*Input records*.

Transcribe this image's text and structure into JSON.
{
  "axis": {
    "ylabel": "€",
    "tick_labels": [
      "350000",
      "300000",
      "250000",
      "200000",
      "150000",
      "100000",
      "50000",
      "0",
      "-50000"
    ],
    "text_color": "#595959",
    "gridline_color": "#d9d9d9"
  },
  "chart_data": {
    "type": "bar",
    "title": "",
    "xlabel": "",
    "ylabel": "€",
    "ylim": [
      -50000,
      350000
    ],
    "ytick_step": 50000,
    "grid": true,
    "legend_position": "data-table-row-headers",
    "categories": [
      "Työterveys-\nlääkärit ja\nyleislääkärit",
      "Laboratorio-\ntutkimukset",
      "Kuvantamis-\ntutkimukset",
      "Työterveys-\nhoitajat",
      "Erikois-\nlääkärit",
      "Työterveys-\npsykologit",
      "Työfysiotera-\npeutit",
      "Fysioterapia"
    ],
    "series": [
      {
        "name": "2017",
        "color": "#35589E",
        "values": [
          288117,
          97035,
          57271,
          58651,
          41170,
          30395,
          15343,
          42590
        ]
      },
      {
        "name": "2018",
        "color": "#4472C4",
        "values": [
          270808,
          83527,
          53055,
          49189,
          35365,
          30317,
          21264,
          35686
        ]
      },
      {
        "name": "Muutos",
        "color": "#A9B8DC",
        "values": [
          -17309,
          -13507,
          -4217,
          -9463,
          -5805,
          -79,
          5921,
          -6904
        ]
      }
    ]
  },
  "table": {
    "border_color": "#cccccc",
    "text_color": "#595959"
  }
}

*Work to do*.
Each record above should be repeated exactly as it appears.

*Task response*.
Transcribe this image's text and structure into JSON.
{
  "axis": {
    "ylabel": "€",
    "tick_labels": [
      "350000",
      "300000",
      "250000",
      "200000",
      "150000",
      "100000",
      "50000",
      "0",
      "-50000"
    ],
    "text_color": "#595959",
    "gridline_color": "#d9d9d9"
  },
  "chart_data": {
    "type": "bar",
    "title": "",
    "xlabel": "",
    "ylabel": "€",
    "ylim": [
      -50000,
      350000
    ],
    "ytick_step": 50000,
    "grid": true,
    "legend_position": "data-table-row-headers",
    "categories": [
      "Työterveys-\nlääkärit ja\nyleislääkärit",
      "Laboratorio-\ntutkimukset",
      "Kuvantamis-\ntutkimukset",
      "Työterveys-\nhoitajat",
      "Erikois-\nlääkärit",
      "Työterveys-\npsykologit",
      "Työfysiotera-\npeutit",
      "Fysioterapia"
    ],
    "series": [
      {
        "name": "2017",
        "color": "#35589E",
        "values": [
          288117,
          97035,
          57271,
          58651,
          41170,
          30395,
          15343,
          42590
        ]
      },
      {
        "name": "2018",
        "color": "#4472C4",
        "values": [
          270808,
          83527,
          53055,
          49189,
          35365,
          30317,
          21264,
          35686
        ]
      },
      {
        "name": "Muutos",
        "color": "#A9B8DC",
        "values": [
          -17309,
          -13507,
          -4217,
          -9463,
          -5805,
          -79,
          5921,
          -6904
        ]
      }
    ]
  },
  "table": {
    "border_color": "#cccccc",
    "text_color": "#595959"
  }
}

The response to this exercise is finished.